## The problem
Could you extract every entry below and reproduce it exactly?
[BEGIN Recorded data]
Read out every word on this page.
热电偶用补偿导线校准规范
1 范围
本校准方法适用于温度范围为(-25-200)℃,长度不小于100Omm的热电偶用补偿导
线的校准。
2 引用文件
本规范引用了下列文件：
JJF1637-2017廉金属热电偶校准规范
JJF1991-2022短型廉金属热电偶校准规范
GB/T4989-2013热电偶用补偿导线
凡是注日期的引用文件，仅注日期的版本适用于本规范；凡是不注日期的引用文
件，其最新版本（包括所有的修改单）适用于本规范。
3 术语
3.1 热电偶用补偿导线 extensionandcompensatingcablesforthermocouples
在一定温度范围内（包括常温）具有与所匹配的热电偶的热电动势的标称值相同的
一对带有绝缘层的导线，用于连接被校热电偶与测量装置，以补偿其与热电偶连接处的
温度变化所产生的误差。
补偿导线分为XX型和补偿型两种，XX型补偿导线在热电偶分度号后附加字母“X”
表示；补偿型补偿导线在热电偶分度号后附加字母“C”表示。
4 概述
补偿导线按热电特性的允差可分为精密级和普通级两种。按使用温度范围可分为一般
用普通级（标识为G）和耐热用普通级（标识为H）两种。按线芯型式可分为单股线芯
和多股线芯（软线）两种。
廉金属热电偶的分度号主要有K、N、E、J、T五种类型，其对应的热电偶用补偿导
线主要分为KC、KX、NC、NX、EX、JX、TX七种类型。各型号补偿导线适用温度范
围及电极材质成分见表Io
[END Recorded data]
## Result for this task
Read out every word on this page.
热电偶用补偿导线校准规范
1 范围
本校准方法适用于温度范围为(-25-200)℃,长度不小于100Omm的热电偶用补偿导
线的校准。
2 引用文件
本规范引用了下列文件：
JJF1637-2017廉金属热电偶校准规范
JJF1991-2022短型廉金属热电偶校准规范
GB/T4989-2013热电偶用补偿导线
凡是注日期的引用文件，仅注日期的版本适用于本规范；凡是不注日期的引用文
件，其最新版本（包括所有的修改单）适用于本规范。
3 术语
3.1 热电偶用补偿导线 extensionandcompensatingcablesforthermocouples
在一定温度范围内（包括常温）具有与所匹配的热电偶的热电动势的标称值相同的
一对带有绝缘层的导线，用于连接被校热电偶与测量装置，以补偿其与热电偶连接处的
温度变化所产生的误差。
补偿导线分为XX型和补偿型两种，XX型补偿导线在热电偶分度号后附加字母“X”
表示；补偿型补偿导线在热电偶分度号后附加字母“C”表示。
4 概述
补偿导线按热电特性的允差可分为精密级和普通级两种。按使用温度范围可分为一般
用普通级（标识为G）和耐热用普通级（标识为H）两种。按线芯型式可分为单股线芯
和多股线芯（软线）两种。
廉金属热电偶的分度号主要有K、N、E、J、T五种类型，其对应的热电偶用补偿导
线主要分为KC、KX、NC、NX、EX、JX、TX七种类型。各型号补偿导线适用温度范
围及电极材质成分见表Io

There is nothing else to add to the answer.